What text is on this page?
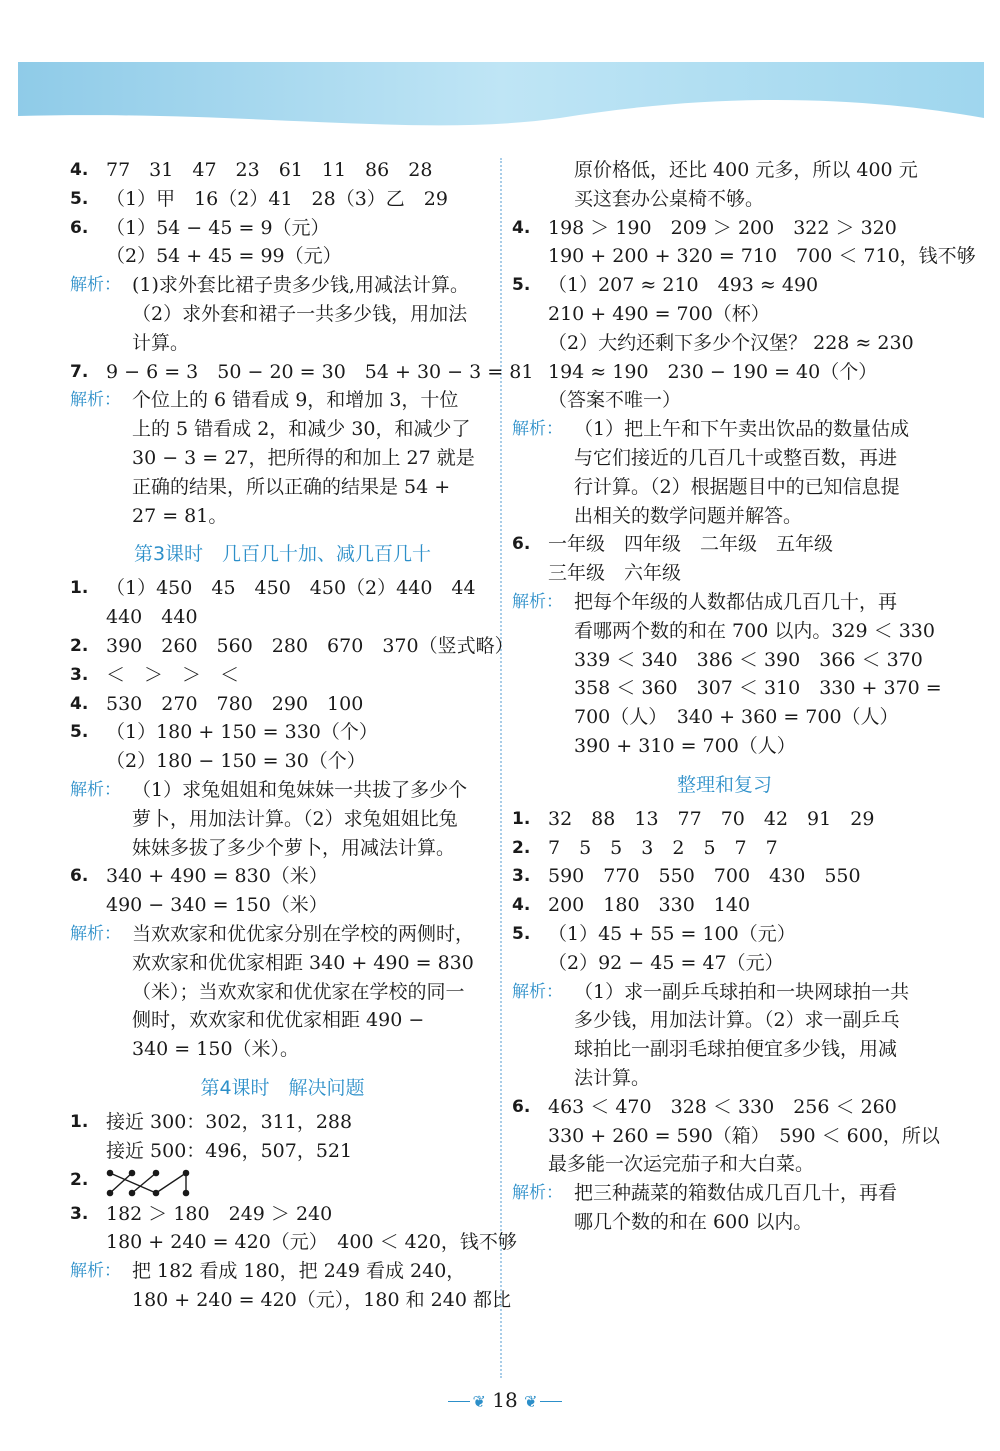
4. 77　31　47　23　61　11　86　28
5. （1）甲　16（2）41　28（3）乙　29
6. （1）54 − 45 = 9（元）
（2）54 + 45 = 99（元）
解析： (1)求外套比裙子贵多少钱,用减法计算。
（2）求外套和裙子一共多少钱，用加法
计算。
7. 9 − 6 = 3　50 − 20 = 30　54 + 30 − 3 = 81
解析： 个位上的 6 错看成 9，和增加 3，十位
上的 5 错看成 2，和减少 30，和减少了
30 − 3 = 27，把所得的和加上 27 就是
正确的结果，所以正确的结果是 54 +
27 = 81。
第3课时　几百几十加、减几百几十
1. （1）450　45　450　450（2）440　44
440　440
2. 390　260　560　280　670　370（竖式略）
3. ＜　＞　＞　＜
4. 530　270　780　290　100
5. （1）180 + 150 = 330（个）
（2）180 − 150 = 30（个）
解析： （1）求兔姐姐和兔妹妹一共拔了多少个
萝卜，用加法计算。（2）求兔姐姐比兔
妹妹多拔了多少个萝卜，用减法计算。
6. 340 + 490 = 830（米）
490 − 340 = 150（米）
解析： 当欢欢家和优优家分别在学校的两侧时，
欢欢家和优优家相距 340 + 490 = 830
（米）；当欢欢家和优优家在学校的同一
侧时，欢欢家和优优家相距 490 −
340 = 150（米）。
第4课时　解决问题
1. 接近 300：302，311，288
接近 500：496，507，521
2.
3. 182 ＞ 180　249 ＞ 240
180 + 240 = 420（元）　400 ＜ 420，钱不够
解析： 把 182 看成 180，把 249 看成 240，
180 + 240 = 420（元），180 和 240 都比
原价格低，还比 400 元多，所以 400 元
买这套办公桌椅不够。
4. 198 ＞ 190　209 ＞ 200　322 ＞ 320
190 + 200 + 320 = 710　700 ＜ 710，钱不够
5. （1）207 ≈ 210　493 ≈ 490
210 + 490 = 700（杯）
（2）大约还剩下多少个汉堡？ 228 ≈ 230
194 ≈ 190　230 − 190 = 40（个）
（答案不唯一）
解析： （1）把上午和下午卖出饮品的数量估成
与它们接近的几百几十或整百数，再进
行计算。（2）根据题目中的已知信息提
出相关的数学问题并解答。
6. 一年级　四年级　二年级　五年级
三年级　六年级
解析： 把每个年级的人数都估成几百几十，再
看哪两个数的和在 700 以内。329 ＜ 330
339 ＜ 340　386 ＜ 390　366 ＜ 370
358 ＜ 360　307 ＜ 310　330 + 370 =
700（人）　340 + 360 = 700（人）
390 + 310 = 700（人）
整理和复习
1. 32　88　13　77　70　42　91　29
2. 7　5　5　3　2　5　7　7
3. 590　770　550　700　430　550
4. 200　180　330　140
5. （1）45 + 55 = 100（元）
（2）92 − 45 = 47（元）
解析： （1）求一副乒乓球拍和一块网球拍一共
多少钱，用加法计算。（2）求一副乒乓
球拍比一副羽毛球拍便宜多少钱，用减
法计算。
6. 463 ＜ 470　328 ＜ 330　256 ＜ 260
330 + 260 = 590（箱）　590 ＜ 600，所以
最多能一次运完茄子和大白菜。
解析： 把三种蔬菜的箱数估成几百几十，再看
哪几个数的和在 600 以内。
❦ 18 ❦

══════════════════════════════

SHORT EXERCISE: Find all lines holding the string "欢欢家和优优家相距" and copy them.

EXPECTED ANSWER:
欢欢家和优优家相距 340 + 490 = 830
侧时，欢欢家和优优家相距 490 −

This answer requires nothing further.